# [What you will do]
Filter the listing and keep only the lines with the word "title".

Rows from a figure dataset:

• • • •

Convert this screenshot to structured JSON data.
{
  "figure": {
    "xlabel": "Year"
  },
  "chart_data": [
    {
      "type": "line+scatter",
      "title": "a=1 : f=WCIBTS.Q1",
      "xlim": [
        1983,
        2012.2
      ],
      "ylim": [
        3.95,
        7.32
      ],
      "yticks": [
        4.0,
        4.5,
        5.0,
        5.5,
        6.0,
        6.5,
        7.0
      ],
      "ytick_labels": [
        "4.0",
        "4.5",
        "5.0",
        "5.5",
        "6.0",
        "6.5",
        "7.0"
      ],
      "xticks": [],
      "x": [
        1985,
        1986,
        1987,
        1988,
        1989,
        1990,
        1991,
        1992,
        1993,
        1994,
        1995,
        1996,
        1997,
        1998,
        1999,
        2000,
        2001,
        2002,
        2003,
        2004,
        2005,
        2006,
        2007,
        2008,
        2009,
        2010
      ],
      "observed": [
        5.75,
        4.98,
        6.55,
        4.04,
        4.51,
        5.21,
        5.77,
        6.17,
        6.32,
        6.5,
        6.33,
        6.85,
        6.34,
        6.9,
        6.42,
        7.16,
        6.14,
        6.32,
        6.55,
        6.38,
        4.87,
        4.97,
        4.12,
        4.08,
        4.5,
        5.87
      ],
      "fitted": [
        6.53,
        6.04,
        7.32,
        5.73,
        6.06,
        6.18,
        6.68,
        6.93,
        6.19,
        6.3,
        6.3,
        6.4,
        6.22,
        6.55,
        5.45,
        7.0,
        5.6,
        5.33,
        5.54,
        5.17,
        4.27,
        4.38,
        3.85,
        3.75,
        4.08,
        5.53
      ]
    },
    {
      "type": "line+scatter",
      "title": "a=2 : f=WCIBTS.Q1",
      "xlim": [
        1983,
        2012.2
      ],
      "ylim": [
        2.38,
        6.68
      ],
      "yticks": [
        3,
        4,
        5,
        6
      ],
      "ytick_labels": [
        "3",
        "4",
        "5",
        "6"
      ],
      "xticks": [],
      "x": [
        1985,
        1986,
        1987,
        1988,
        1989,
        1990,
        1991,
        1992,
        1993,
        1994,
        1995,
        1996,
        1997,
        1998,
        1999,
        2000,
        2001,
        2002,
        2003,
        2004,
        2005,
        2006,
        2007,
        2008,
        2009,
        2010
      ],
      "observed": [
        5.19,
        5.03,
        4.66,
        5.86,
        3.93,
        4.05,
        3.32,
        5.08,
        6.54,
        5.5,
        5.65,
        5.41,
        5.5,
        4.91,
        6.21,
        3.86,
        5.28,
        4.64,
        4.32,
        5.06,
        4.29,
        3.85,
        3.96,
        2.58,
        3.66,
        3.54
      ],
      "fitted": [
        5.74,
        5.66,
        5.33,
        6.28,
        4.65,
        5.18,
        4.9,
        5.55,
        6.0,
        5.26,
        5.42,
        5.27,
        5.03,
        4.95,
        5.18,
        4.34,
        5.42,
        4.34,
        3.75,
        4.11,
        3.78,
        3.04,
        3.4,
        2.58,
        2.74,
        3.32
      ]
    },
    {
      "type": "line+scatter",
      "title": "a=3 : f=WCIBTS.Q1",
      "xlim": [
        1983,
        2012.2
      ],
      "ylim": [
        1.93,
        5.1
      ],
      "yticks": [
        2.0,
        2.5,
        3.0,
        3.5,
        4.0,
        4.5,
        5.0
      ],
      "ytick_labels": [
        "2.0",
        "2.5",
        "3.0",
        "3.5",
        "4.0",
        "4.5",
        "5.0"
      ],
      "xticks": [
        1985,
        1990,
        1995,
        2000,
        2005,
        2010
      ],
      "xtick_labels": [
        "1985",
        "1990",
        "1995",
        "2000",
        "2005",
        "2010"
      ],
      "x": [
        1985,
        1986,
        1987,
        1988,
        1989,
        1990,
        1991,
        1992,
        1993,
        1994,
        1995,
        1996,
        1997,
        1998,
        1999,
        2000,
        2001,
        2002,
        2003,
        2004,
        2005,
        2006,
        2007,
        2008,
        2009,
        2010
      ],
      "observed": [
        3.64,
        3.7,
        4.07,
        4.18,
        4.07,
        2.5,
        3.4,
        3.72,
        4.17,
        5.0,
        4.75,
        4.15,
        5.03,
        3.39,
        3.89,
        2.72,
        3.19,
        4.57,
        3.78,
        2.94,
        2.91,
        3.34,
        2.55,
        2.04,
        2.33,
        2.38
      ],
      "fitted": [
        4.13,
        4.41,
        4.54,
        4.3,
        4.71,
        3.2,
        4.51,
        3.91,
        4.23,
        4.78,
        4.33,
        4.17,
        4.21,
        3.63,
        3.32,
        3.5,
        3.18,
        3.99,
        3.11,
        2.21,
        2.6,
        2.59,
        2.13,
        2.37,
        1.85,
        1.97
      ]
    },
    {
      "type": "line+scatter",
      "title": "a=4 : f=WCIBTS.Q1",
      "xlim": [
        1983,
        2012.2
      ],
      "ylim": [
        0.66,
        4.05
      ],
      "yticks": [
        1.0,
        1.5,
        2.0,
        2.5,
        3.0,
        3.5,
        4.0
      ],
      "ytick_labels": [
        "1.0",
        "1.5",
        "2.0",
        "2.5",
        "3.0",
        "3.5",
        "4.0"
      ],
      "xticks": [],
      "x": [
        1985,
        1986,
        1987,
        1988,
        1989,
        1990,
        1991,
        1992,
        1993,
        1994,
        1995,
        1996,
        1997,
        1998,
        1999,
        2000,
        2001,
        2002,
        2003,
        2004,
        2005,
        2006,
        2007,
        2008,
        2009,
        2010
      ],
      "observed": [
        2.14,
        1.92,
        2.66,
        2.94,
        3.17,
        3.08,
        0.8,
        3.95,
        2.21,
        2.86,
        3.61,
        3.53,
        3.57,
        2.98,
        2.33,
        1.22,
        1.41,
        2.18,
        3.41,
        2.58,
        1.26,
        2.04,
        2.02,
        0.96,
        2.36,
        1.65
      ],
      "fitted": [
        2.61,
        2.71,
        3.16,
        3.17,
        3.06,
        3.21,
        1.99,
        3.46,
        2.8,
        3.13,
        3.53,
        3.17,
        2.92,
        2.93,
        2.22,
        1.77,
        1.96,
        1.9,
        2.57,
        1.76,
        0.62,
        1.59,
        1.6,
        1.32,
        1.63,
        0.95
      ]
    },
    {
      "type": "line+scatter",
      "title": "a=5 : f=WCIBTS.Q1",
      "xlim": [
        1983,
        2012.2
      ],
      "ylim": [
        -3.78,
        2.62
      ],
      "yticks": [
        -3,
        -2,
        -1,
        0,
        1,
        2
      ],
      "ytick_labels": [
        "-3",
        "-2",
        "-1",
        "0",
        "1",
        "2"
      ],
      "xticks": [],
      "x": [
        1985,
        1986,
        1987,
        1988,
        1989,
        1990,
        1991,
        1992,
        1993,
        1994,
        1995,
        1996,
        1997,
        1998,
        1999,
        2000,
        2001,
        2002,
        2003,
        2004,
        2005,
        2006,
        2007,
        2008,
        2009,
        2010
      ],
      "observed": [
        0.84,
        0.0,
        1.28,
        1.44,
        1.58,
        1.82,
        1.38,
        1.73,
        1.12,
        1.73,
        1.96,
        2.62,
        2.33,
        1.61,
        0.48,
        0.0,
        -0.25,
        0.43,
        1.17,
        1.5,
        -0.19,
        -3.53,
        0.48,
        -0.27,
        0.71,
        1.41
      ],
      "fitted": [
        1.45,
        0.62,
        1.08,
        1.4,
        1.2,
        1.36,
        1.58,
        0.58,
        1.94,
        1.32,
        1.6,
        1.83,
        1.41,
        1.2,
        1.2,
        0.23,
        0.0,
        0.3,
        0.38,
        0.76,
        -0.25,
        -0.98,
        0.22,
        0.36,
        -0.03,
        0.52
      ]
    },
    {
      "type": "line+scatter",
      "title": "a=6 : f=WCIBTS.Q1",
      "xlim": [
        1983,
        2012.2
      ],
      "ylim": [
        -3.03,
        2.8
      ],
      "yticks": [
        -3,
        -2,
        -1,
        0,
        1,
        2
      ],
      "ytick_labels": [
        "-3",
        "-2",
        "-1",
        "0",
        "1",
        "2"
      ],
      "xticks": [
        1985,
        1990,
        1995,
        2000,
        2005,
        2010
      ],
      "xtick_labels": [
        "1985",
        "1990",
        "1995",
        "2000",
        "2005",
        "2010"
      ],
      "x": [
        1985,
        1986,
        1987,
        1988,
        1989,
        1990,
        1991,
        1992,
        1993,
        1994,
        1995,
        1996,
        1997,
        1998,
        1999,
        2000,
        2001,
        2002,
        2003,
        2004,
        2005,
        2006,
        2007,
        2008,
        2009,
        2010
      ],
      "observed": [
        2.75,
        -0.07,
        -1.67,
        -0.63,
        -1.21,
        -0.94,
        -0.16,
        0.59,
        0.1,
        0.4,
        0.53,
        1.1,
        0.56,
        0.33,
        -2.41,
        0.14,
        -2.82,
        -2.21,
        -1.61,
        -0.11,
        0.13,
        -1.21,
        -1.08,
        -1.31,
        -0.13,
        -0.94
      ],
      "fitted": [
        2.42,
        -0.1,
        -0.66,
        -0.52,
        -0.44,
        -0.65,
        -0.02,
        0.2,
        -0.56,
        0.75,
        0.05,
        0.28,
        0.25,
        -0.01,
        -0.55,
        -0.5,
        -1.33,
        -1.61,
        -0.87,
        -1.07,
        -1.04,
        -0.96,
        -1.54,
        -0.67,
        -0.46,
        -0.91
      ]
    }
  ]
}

• • • •

# [Result of the task]
      "title": "a=1 : f=WCIBTS.Q1",
      "title": "a=2 : f=WCIBTS.Q1",
      "title": "a=3 : f=WCIBTS.Q1",
      "title": "a=4 : f=WCIBTS.Q1",
      "title": "a=5 : f=WCIBTS.Q1",
      "title": "a=6 : f=WCIBTS.Q1",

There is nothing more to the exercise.